→ **Aim**
Format the lines of the listing as a numbered list, leaving out any blank lines. Include only the lines from the start of the listing through the line containing "axis-tool-icon[interactable] — [97, 371, 106, 380]", inclusive.
─── The records
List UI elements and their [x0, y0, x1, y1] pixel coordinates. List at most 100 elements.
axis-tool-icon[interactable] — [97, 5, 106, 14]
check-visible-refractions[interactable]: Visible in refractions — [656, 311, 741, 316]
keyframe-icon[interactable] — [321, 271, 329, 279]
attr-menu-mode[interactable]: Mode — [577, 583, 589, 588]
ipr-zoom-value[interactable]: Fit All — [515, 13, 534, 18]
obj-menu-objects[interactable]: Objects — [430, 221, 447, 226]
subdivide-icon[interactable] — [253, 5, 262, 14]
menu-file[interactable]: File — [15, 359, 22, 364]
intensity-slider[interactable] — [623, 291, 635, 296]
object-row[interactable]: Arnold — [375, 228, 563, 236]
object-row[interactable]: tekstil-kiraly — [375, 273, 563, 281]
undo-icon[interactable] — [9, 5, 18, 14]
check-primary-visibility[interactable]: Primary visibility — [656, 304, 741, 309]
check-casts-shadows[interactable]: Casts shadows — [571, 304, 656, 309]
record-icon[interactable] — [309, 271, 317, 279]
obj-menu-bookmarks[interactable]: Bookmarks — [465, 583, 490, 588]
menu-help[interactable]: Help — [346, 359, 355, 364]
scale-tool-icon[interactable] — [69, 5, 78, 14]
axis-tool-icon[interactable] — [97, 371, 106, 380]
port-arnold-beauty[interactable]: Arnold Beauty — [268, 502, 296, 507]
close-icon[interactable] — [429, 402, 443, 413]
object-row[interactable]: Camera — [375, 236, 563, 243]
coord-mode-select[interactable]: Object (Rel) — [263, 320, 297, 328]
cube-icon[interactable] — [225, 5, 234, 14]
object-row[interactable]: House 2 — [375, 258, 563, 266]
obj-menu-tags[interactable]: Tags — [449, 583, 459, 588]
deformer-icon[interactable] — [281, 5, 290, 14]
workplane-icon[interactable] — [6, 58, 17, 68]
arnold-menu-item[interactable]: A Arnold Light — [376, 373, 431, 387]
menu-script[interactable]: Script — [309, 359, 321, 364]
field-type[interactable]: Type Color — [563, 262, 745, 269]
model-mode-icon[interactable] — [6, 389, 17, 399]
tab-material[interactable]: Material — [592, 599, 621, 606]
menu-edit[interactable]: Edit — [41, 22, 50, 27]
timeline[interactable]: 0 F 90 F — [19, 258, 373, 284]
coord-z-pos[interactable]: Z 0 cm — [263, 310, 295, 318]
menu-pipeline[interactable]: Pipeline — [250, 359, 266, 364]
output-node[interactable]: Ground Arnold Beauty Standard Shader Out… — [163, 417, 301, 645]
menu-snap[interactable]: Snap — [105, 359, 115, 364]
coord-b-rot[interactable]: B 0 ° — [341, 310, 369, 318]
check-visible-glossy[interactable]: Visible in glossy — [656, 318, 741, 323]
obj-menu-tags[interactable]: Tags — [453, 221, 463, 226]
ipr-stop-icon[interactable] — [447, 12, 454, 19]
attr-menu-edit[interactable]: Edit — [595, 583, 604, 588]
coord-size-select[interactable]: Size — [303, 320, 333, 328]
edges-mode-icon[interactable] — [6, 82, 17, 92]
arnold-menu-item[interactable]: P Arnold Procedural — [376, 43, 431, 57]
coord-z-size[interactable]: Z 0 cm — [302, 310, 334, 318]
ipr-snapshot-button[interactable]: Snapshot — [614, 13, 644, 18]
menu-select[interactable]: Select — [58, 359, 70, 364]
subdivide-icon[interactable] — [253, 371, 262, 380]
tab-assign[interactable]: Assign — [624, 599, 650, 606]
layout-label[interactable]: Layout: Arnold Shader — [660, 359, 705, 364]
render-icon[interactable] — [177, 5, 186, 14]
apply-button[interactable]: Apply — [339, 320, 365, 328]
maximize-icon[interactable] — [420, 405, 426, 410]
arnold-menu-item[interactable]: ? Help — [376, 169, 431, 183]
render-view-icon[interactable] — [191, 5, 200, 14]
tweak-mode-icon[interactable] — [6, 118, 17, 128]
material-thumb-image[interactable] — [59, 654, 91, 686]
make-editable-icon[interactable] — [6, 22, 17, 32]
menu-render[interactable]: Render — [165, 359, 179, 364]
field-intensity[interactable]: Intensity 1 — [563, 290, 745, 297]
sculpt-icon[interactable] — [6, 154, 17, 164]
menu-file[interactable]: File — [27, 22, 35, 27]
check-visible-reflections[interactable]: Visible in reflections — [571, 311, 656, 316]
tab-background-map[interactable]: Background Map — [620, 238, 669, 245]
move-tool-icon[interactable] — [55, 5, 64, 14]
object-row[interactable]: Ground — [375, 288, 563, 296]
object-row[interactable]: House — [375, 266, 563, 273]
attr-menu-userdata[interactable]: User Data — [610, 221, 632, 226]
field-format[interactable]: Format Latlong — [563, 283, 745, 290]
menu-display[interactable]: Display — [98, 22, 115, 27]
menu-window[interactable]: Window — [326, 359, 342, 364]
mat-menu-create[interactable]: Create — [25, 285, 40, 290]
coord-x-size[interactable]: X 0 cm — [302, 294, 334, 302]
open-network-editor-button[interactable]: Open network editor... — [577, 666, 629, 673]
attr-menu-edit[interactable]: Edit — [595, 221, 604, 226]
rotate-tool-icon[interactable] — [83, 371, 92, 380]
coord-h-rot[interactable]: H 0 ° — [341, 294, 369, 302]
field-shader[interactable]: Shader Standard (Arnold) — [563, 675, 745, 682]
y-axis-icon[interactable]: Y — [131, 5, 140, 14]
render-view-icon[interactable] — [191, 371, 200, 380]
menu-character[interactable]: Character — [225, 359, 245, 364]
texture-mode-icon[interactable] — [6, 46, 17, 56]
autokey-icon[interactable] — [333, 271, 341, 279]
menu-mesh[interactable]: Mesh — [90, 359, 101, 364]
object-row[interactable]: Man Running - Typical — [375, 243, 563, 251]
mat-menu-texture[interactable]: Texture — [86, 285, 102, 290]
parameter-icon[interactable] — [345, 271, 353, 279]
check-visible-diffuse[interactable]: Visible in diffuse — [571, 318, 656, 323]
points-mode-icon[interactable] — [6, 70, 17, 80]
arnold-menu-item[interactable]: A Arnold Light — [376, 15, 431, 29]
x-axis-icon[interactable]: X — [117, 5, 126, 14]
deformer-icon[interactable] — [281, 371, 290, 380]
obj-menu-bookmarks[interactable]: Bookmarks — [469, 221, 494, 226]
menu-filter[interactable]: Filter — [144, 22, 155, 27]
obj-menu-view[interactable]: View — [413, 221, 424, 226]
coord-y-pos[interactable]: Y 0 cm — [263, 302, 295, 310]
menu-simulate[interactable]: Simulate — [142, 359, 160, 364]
──────
→ **Problem solution**
1. List UI elements and their [x0, y0, x1, y1] pixel coordinates. List at most 100 elements.
2. axis-tool-icon[interactable] — [97, 5, 106, 14]
3. check-visible-refractions[interactable]: Visible in refractions — [656, 311, 741, 316]
4. keyframe-icon[interactable] — [321, 271, 329, 279]
5. attr-menu-mode[interactable]: Mode — [577, 583, 589, 588]
6. ipr-zoom-value[interactable]: Fit All — [515, 13, 534, 18]
7. obj-menu-objects[interactable]: Objects — [430, 221, 447, 226]
8. subdivide-icon[interactable] — [253, 5, 262, 14]
9. menu-file[interactable]: File — [15, 359, 22, 364]
10. intensity-slider[interactable] — [623, 291, 635, 296]
11. object-row[interactable]: Arnold — [375, 228, 563, 236]
12. object-row[interactable]: tekstil-kiraly — [375, 273, 563, 281]
13. undo-icon[interactable] — [9, 5, 18, 14]
14. check-primary-visibility[interactable]: Primary visibility — [656, 304, 741, 309]
15. check-casts-shadows[interactable]: Casts shadows — [571, 304, 656, 309]
16. record-icon[interactable] — [309, 271, 317, 279]
17. obj-menu-bookmarks[interactable]: Bookmarks — [465, 583, 490, 588]
18. menu-help[interactable]: Help — [346, 359, 355, 364]
19. scale-tool-icon[interactable] — [69, 5, 78, 14]
20. axis-tool-icon[interactable] — [97, 371, 106, 380]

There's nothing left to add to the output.